Copy each of the following lines without any change.

▶ Record extracts:
+-------+
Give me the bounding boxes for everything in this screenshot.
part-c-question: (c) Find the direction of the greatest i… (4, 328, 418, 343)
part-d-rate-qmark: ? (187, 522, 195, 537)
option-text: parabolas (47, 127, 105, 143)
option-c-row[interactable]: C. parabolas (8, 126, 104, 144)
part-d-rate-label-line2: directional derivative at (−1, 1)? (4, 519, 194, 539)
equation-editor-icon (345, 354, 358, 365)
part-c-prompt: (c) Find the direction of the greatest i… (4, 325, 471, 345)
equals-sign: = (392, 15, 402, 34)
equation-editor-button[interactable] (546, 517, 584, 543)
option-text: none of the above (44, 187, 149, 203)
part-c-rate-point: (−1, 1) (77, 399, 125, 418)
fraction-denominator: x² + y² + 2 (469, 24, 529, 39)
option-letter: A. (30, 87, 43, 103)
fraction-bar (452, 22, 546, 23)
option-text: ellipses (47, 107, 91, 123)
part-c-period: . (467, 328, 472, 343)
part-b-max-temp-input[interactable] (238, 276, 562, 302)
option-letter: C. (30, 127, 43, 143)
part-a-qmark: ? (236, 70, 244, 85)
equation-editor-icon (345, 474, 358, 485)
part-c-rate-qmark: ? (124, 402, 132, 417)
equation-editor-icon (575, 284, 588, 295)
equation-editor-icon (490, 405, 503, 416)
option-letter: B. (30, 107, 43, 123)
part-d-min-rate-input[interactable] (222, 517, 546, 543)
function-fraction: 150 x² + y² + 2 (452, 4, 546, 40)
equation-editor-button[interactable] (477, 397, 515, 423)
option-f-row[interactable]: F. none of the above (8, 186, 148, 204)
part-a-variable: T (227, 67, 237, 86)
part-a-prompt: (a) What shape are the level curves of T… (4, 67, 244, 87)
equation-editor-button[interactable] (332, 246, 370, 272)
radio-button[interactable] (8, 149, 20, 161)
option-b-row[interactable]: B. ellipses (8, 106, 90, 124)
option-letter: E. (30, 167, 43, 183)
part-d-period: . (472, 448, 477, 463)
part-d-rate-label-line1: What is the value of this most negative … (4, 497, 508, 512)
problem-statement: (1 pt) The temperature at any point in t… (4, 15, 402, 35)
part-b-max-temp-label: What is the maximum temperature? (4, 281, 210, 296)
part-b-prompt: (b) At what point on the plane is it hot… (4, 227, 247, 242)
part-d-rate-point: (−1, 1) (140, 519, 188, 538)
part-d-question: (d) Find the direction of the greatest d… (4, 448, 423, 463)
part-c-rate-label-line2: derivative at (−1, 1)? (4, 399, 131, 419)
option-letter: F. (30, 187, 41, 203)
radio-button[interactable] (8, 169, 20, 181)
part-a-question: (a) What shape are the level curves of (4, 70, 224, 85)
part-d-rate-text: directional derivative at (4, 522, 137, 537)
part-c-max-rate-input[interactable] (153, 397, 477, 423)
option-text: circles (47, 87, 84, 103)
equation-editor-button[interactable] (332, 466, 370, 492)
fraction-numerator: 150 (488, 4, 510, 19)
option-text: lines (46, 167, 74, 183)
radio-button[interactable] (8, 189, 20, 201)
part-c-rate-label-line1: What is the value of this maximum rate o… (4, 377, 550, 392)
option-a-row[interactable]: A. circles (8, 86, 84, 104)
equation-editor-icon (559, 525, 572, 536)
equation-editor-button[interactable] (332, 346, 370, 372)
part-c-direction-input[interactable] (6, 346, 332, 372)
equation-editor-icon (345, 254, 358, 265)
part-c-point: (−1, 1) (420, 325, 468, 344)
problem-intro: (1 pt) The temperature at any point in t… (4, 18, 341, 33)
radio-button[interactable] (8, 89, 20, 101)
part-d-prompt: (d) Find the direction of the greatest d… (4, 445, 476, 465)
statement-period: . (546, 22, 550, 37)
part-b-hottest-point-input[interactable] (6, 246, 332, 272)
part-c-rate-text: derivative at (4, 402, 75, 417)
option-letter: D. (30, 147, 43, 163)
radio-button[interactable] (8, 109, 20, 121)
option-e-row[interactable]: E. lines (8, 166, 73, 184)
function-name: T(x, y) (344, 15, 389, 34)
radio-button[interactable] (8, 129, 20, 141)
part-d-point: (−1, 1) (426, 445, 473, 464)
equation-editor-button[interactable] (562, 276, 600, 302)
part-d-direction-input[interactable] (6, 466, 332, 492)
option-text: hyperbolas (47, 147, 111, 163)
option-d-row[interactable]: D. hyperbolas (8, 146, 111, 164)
+-------+
▶ Solution for this exercise:
Give me the bounding boxes for everything in this screenshot.
part-c-question: (c) Find the direction of the greatest i… (4, 328, 418, 343)
part-d-rate-qmark: ? (187, 522, 195, 537)
option-text: parabolas (47, 127, 105, 143)
option-c-row[interactable]: C. parabolas (8, 126, 104, 144)
part-d-rate-label-line2: directional derivative at (−1, 1)? (4, 519, 194, 539)
equation-editor-icon (345, 354, 358, 365)
part-c-prompt: (c) Find the direction of the greatest i… (4, 325, 471, 345)
equals-sign: = (392, 15, 402, 34)
equation-editor-button[interactable] (546, 517, 584, 543)
option-text: none of the above (44, 187, 149, 203)
part-c-rate-point: (−1, 1) (77, 399, 125, 418)
fraction-denominator: x² + y² + 2 (469, 24, 529, 39)
option-letter: A. (30, 87, 43, 103)
fraction-bar (452, 22, 546, 23)
option-text: ellipses (47, 107, 91, 123)
part-c-period: . (467, 328, 472, 343)
part-b-max-temp-input[interactable] (238, 276, 562, 302)
option-letter: C. (30, 127, 43, 143)
part-a-qmark: ? (236, 70, 244, 85)
equation-editor-icon (345, 474, 358, 485)
part-c-rate-qmark: ? (124, 402, 132, 417)
equation-editor-icon (575, 284, 588, 295)
equation-editor-icon (490, 405, 503, 416)
option-letter: B. (30, 107, 43, 123)
part-d-min-rate-input[interactable] (222, 517, 546, 543)
function-fraction: 150 x² + y² + 2 (452, 4, 546, 40)
equation-editor-button[interactable] (477, 397, 515, 423)
option-f-row[interactable]: F. none of the above (8, 186, 148, 204)
part-a-variable: T (227, 67, 237, 86)
part-a-prompt: (a) What shape are the level curves of T… (4, 67, 244, 87)
equation-editor-button[interactable] (332, 246, 370, 272)
radio-button[interactable] (8, 149, 20, 161)
option-b-row[interactable]: B. ellipses (8, 106, 90, 124)
option-letter: E. (30, 167, 43, 183)
part-d-period: . (472, 448, 477, 463)
part-d-rate-label-line1: What is the value of this most negative … (4, 497, 508, 512)
problem-statement: (1 pt) The temperature at any point in t… (4, 15, 402, 35)
part-b-max-temp-label: What is the maximum temperature? (4, 281, 210, 296)
part-b-prompt: (b) At what point on the plane is it hot… (4, 227, 247, 242)
part-d-rate-point: (−1, 1) (140, 519, 188, 538)
part-d-question: (d) Find the direction of the greatest d… (4, 448, 423, 463)
part-c-rate-label-line2: derivative at (−1, 1)? (4, 399, 131, 419)
option-letter: F. (30, 187, 41, 203)
radio-button[interactable] (8, 169, 20, 181)
part-a-question: (a) What shape are the level curves of (4, 70, 224, 85)
part-d-rate-text: directional derivative at (4, 522, 137, 537)
part-c-max-rate-input[interactable] (153, 397, 477, 423)
option-text: circles (47, 87, 84, 103)
equation-editor-button[interactable] (332, 466, 370, 492)
fraction-numerator: 150 (488, 4, 510, 19)
option-text: lines (46, 167, 74, 183)
radio-button[interactable] (8, 189, 20, 201)
part-c-rate-label-line1: What is the value of this maximum rate o… (4, 377, 550, 392)
option-a-row[interactable]: A. circles (8, 86, 84, 104)
equation-editor-icon (559, 525, 572, 536)
equation-editor-button[interactable] (332, 346, 370, 372)
part-c-direction-input[interactable] (6, 346, 332, 372)
equation-editor-icon (345, 254, 358, 265)
part-c-point: (−1, 1) (420, 325, 468, 344)
problem-intro: (1 pt) The temperature at any point in t… (4, 18, 341, 33)
radio-button[interactable] (8, 89, 20, 101)
part-d-prompt: (d) Find the direction of the greatest d… (4, 445, 476, 465)
statement-period: . (546, 22, 550, 37)
part-b-hottest-point-input[interactable] (6, 246, 332, 272)
part-c-rate-text: derivative at (4, 402, 75, 417)
option-letter: D. (30, 147, 43, 163)
radio-button[interactable] (8, 109, 20, 121)
option-e-row[interactable]: E. lines (8, 166, 73, 184)
function-name: T(x, y) (344, 15, 389, 34)
radio-button[interactable] (8, 129, 20, 141)
part-d-point: (−1, 1) (426, 445, 473, 464)
equation-editor-button[interactable] (562, 276, 600, 302)
part-d-direction-input[interactable] (6, 466, 332, 492)
option-text: hyperbolas (47, 147, 111, 163)
option-d-row[interactable]: D. hyperbolas (8, 146, 111, 164)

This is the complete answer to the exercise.